**INSTRUCTIONS TO FOLLOW:** Your task is to print the material below exactly as presented.

──────── THE DATA

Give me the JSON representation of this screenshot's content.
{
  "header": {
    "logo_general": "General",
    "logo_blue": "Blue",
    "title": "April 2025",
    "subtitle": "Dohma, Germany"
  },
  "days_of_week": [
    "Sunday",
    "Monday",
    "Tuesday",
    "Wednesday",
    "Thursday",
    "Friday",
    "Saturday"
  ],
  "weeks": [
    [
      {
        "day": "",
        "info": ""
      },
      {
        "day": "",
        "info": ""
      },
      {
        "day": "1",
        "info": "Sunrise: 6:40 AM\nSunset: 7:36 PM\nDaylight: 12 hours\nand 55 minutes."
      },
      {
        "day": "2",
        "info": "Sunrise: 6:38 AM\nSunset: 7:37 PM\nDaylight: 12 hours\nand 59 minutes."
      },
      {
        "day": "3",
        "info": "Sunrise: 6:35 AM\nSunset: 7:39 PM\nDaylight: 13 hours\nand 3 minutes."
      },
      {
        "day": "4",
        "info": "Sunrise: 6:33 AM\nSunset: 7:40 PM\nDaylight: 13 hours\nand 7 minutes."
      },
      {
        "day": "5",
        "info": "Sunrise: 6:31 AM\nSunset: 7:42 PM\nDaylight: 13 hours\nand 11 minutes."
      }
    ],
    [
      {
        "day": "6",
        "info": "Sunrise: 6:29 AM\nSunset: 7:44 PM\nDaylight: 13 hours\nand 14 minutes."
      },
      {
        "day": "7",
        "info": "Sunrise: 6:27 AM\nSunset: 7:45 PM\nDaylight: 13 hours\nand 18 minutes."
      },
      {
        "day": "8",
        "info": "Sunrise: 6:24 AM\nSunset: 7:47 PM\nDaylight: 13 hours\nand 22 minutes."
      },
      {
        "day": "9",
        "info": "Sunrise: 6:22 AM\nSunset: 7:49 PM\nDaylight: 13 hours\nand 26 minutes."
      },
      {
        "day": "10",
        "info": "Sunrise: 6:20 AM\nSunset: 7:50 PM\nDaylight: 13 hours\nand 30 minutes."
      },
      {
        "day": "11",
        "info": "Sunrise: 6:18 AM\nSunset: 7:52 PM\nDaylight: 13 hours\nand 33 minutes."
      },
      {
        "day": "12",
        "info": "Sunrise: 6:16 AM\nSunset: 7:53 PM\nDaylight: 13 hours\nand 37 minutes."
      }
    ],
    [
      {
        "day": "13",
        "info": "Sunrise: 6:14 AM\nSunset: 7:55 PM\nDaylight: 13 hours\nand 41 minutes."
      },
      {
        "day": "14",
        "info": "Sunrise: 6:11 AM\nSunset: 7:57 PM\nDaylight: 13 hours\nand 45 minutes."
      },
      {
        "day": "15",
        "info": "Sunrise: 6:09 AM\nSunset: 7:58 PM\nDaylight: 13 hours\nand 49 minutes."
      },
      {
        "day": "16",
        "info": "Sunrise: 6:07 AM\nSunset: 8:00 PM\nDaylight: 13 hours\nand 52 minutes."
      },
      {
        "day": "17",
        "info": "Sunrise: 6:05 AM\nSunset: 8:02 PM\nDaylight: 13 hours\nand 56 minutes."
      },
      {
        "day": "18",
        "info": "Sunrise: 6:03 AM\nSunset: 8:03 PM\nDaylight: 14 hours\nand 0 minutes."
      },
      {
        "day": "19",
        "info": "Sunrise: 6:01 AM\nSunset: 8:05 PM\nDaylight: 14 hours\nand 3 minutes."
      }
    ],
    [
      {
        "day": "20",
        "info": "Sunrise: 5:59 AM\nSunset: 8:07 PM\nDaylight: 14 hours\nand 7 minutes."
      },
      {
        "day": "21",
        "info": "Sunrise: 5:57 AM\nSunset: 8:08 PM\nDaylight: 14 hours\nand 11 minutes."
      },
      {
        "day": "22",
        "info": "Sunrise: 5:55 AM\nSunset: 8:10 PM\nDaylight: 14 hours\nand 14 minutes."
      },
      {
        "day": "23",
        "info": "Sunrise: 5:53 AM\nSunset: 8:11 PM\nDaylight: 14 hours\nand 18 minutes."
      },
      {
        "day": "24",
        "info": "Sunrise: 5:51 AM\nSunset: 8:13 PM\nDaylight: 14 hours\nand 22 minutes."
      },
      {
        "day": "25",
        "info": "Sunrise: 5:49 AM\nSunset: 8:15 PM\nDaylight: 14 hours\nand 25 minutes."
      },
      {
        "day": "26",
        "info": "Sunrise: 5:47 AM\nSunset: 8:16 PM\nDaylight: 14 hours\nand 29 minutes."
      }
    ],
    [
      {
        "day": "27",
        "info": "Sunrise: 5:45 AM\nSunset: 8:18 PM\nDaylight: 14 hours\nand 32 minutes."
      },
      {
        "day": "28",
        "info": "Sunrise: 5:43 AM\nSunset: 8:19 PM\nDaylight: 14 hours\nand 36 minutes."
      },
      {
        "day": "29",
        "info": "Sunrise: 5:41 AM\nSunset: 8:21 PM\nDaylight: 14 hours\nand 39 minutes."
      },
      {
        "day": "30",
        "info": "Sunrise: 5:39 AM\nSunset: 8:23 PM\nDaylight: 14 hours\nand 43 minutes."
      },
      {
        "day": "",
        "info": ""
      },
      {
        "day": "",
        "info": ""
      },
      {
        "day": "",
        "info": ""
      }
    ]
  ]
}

────────────────

**OUTPUT FOR THIS TASK:**
Give me the JSON representation of this screenshot's content.
{
  "header": {
    "logo_general": "General",
    "logo_blue": "Blue",
    "title": "April 2025",
    "subtitle": "Dohma, Germany"
  },
  "days_of_week": [
    "Sunday",
    "Monday",
    "Tuesday",
    "Wednesday",
    "Thursday",
    "Friday",
    "Saturday"
  ],
  "weeks": [
    [
      {
        "day": "",
        "info": ""
      },
      {
        "day": "",
        "info": ""
      },
      {
        "day": "1",
        "info": "Sunrise: 6:40 AM\nSunset: 7:36 PM\nDaylight: 12 hours\nand 55 minutes."
      },
      {
        "day": "2",
        "info": "Sunrise: 6:38 AM\nSunset: 7:37 PM\nDaylight: 12 hours\nand 59 minutes."
      },
      {
        "day": "3",
        "info": "Sunrise: 6:35 AM\nSunset: 7:39 PM\nDaylight: 13 hours\nand 3 minutes."
      },
      {
        "day": "4",
        "info": "Sunrise: 6:33 AM\nSunset: 7:40 PM\nDaylight: 13 hours\nand 7 minutes."
      },
      {
        "day": "5",
        "info": "Sunrise: 6:31 AM\nSunset: 7:42 PM\nDaylight: 13 hours\nand 11 minutes."
      }
    ],
    [
      {
        "day": "6",
        "info": "Sunrise: 6:29 AM\nSunset: 7:44 PM\nDaylight: 13 hours\nand 14 minutes."
      },
      {
        "day": "7",
        "info": "Sunrise: 6:27 AM\nSunset: 7:45 PM\nDaylight: 13 hours\nand 18 minutes."
      },
      {
        "day": "8",
        "info": "Sunrise: 6:24 AM\nSunset: 7:47 PM\nDaylight: 13 hours\nand 22 minutes."
      },
      {
        "day": "9",
        "info": "Sunrise: 6:22 AM\nSunset: 7:49 PM\nDaylight: 13 hours\nand 26 minutes."
      },
      {
        "day": "10",
        "info": "Sunrise: 6:20 AM\nSunset: 7:50 PM\nDaylight: 13 hours\nand 30 minutes."
      },
      {
        "day": "11",
        "info": "Sunrise: 6:18 AM\nSunset: 7:52 PM\nDaylight: 13 hours\nand 33 minutes."
      },
      {
        "day": "12",
        "info": "Sunrise: 6:16 AM\nSunset: 7:53 PM\nDaylight: 13 hours\nand 37 minutes."
      }
    ],
    [
      {
        "day": "13",
        "info": "Sunrise: 6:14 AM\nSunset: 7:55 PM\nDaylight: 13 hours\nand 41 minutes."
      },
      {
        "day": "14",
        "info": "Sunrise: 6:11 AM\nSunset: 7:57 PM\nDaylight: 13 hours\nand 45 minutes."
      },
      {
        "day": "15",
        "info": "Sunrise: 6:09 AM\nSunset: 7:58 PM\nDaylight: 13 hours\nand 49 minutes."
      },
      {
        "day": "16",
        "info": "Sunrise: 6:07 AM\nSunset: 8:00 PM\nDaylight: 13 hours\nand 52 minutes."
      },
      {
        "day": "17",
        "info": "Sunrise: 6:05 AM\nSunset: 8:02 PM\nDaylight: 13 hours\nand 56 minutes."
      },
      {
        "day": "18",
        "info": "Sunrise: 6:03 AM\nSunset: 8:03 PM\nDaylight: 14 hours\nand 0 minutes."
      },
      {
        "day": "19",
        "info": "Sunrise: 6:01 AM\nSunset: 8:05 PM\nDaylight: 14 hours\nand 3 minutes."
      }
    ],
    [
      {
        "day": "20",
        "info": "Sunrise: 5:59 AM\nSunset: 8:07 PM\nDaylight: 14 hours\nand 7 minutes."
      },
      {
        "day": "21",
        "info": "Sunrise: 5:57 AM\nSunset: 8:08 PM\nDaylight: 14 hours\nand 11 minutes."
      },
      {
        "day": "22",
        "info": "Sunrise: 5:55 AM\nSunset: 8:10 PM\nDaylight: 14 hours\nand 14 minutes."
      },
      {
        "day": "23",
        "info": "Sunrise: 5:53 AM\nSunset: 8:11 PM\nDaylight: 14 hours\nand 18 minutes."
      },
      {
        "day": "24",
        "info": "Sunrise: 5:51 AM\nSunset: 8:13 PM\nDaylight: 14 hours\nand 22 minutes."
      },
      {
        "day": "25",
        "info": "Sunrise: 5:49 AM\nSunset: 8:15 PM\nDaylight: 14 hours\nand 25 minutes."
      },
      {
        "day": "26",
        "info": "Sunrise: 5:47 AM\nSunset: 8:16 PM\nDaylight: 14 hours\nand 29 minutes."
      }
    ],
    [
      {
        "day": "27",
        "info": "Sunrise: 5:45 AM\nSunset: 8:18 PM\nDaylight: 14 hours\nand 32 minutes."
      },
      {
        "day": "28",
        "info": "Sunrise: 5:43 AM\nSunset: 8:19 PM\nDaylight: 14 hours\nand 36 minutes."
      },
      {
        "day": "29",
        "info": "Sunrise: 5:41 AM\nSunset: 8:21 PM\nDaylight: 14 hours\nand 39 minutes."
      },
      {
        "day": "30",
        "info": "Sunrise: 5:39 AM\nSunset: 8:23 PM\nDaylight: 14 hours\nand 43 minutes."
      },
      {
        "day": "",
        "info": ""
      },
      {
        "day": "",
        "info": ""
      },
      {
        "day": "",
        "info": ""
      }
    ]
  ]
}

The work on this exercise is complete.